== Supplied data ==

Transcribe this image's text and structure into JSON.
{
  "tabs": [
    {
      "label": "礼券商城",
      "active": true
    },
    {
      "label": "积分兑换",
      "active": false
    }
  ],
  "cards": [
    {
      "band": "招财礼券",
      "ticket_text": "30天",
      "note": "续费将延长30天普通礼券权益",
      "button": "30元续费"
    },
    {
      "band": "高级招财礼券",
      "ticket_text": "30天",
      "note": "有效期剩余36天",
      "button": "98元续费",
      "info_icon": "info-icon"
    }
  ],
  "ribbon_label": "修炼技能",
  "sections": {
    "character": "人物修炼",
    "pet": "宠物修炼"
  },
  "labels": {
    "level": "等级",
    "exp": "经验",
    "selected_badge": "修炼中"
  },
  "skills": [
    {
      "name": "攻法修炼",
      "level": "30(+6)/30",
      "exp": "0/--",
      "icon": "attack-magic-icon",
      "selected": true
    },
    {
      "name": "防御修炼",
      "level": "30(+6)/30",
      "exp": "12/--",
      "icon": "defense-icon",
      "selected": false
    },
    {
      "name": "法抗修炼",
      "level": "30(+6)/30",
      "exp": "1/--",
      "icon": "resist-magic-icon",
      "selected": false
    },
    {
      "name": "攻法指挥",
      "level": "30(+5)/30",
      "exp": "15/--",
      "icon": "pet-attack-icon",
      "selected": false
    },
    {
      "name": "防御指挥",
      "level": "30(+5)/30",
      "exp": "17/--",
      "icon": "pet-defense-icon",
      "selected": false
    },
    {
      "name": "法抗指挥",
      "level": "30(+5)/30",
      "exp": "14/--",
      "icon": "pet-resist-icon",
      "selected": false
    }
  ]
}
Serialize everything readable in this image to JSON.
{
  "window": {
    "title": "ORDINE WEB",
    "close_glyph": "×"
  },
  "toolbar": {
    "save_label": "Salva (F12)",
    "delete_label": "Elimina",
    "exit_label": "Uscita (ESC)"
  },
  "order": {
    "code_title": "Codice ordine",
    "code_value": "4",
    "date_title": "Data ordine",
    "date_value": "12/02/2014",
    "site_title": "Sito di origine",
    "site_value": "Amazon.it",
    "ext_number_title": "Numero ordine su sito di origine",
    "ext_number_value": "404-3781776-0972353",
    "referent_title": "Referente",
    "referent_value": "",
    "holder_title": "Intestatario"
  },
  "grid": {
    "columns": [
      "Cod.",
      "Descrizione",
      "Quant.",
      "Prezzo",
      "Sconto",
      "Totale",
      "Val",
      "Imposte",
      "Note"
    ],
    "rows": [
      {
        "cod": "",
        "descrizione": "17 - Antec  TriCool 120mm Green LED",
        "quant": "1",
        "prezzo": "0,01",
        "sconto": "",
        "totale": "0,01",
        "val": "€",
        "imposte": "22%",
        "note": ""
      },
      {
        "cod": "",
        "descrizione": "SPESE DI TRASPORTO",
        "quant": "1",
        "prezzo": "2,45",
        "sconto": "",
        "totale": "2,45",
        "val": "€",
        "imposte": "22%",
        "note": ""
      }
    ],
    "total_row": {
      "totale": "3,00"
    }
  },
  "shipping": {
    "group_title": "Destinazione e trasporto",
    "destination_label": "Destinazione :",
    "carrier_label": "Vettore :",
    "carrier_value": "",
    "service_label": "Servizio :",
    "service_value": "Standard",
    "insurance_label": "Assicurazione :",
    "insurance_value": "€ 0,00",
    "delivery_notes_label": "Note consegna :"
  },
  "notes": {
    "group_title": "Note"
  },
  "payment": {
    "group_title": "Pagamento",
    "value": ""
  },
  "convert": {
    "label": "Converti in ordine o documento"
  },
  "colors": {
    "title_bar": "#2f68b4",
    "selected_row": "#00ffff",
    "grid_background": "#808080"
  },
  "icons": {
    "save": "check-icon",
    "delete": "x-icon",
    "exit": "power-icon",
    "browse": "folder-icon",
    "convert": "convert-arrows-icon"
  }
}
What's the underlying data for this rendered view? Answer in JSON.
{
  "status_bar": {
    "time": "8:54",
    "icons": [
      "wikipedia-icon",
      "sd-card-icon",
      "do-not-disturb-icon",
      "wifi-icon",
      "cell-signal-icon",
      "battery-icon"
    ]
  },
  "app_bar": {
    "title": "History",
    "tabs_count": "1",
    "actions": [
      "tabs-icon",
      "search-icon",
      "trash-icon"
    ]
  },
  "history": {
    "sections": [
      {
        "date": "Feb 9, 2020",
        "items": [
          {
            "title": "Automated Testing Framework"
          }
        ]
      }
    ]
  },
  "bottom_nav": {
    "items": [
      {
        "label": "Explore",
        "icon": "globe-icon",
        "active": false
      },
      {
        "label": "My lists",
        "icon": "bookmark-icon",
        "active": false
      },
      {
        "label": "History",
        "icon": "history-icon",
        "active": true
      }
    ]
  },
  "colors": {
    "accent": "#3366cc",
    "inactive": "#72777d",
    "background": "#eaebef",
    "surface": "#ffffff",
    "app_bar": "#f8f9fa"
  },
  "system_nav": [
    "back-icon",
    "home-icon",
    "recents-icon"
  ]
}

===

Instructions for the task: Each line that contains the string "origine" counts once; say how many there are and nothing else.

Expected output: 2